## GIVEN PROBLEM 1
In the stringology article, who coined the name "stringology," and in what year?
## GIVEN PROBLEM 2
Rewrite the stringology article from "From Wikipedia, the" through "the k-ary tree.", changing "hypercube" to "n-dimensional cube".

Stringology

From Wikipedia, the free encyclopedia

In formal languages, which are used in mathematical logic and theoretical computer science, stringology deals with algorithms and data structures used for string processing. The name was coined in 1984 by computer scientist Zvi Galil.^[1]

Formal theory

Topology

Strings admit the following interpretation as nodes on a graph:

Fixed-length strings can be viewed as nodes on a hypercube
Variable-length strings (of finite length) can be viewed as nodes on the k-ary tree, where k is the number of symbols in Σ
Infinite strings can be viewed as infinite paths on the k-ary tree.

The natural topology on the set of fixed-length strings or variable length strings is the discrete topology, but the natural topology on the set of infinite strings is the limit topology, viewing the set of infinite strings as the inverse limit of the sets of finite strings. This is the construction used for the p-adic numbers and some constructions of the Cantor set, and yields the same topology.

## SOURCE EXCERPT
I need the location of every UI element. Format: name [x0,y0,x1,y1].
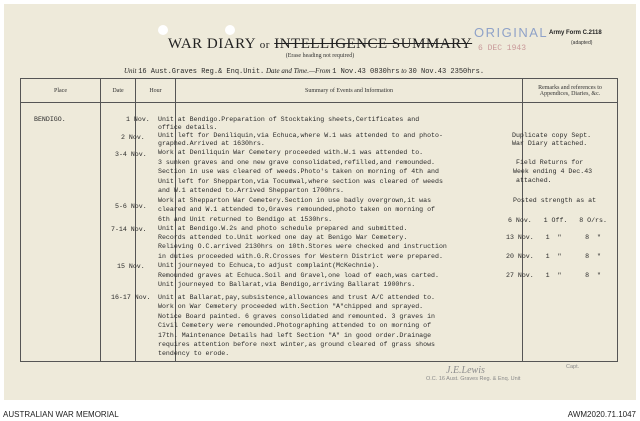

## COMPLETE RESPONSE 1
Zvi Galil, in 1984.

## COMPLETE RESPONSE 2
From Wikipedia, the free encyclopedia

In formal languages, which are used in mathematical logic and theoretical computer science, stringology deals with algorithms and data structures used for string processing. The name was coined in 1984 by computer scientist Zvi Galil.^[1]

Formal theory

Topology

Strings admit the following interpretation as nodes on a graph:

Fixed-length strings can be viewed as nodes on a n-dimensional cube
Variable-length strings (of finite length) can be viewed as nodes on the k-ary tree, where k is the number of symbols in Σ
Infinite strings can be viewed as infinite paths on the k-ary tree.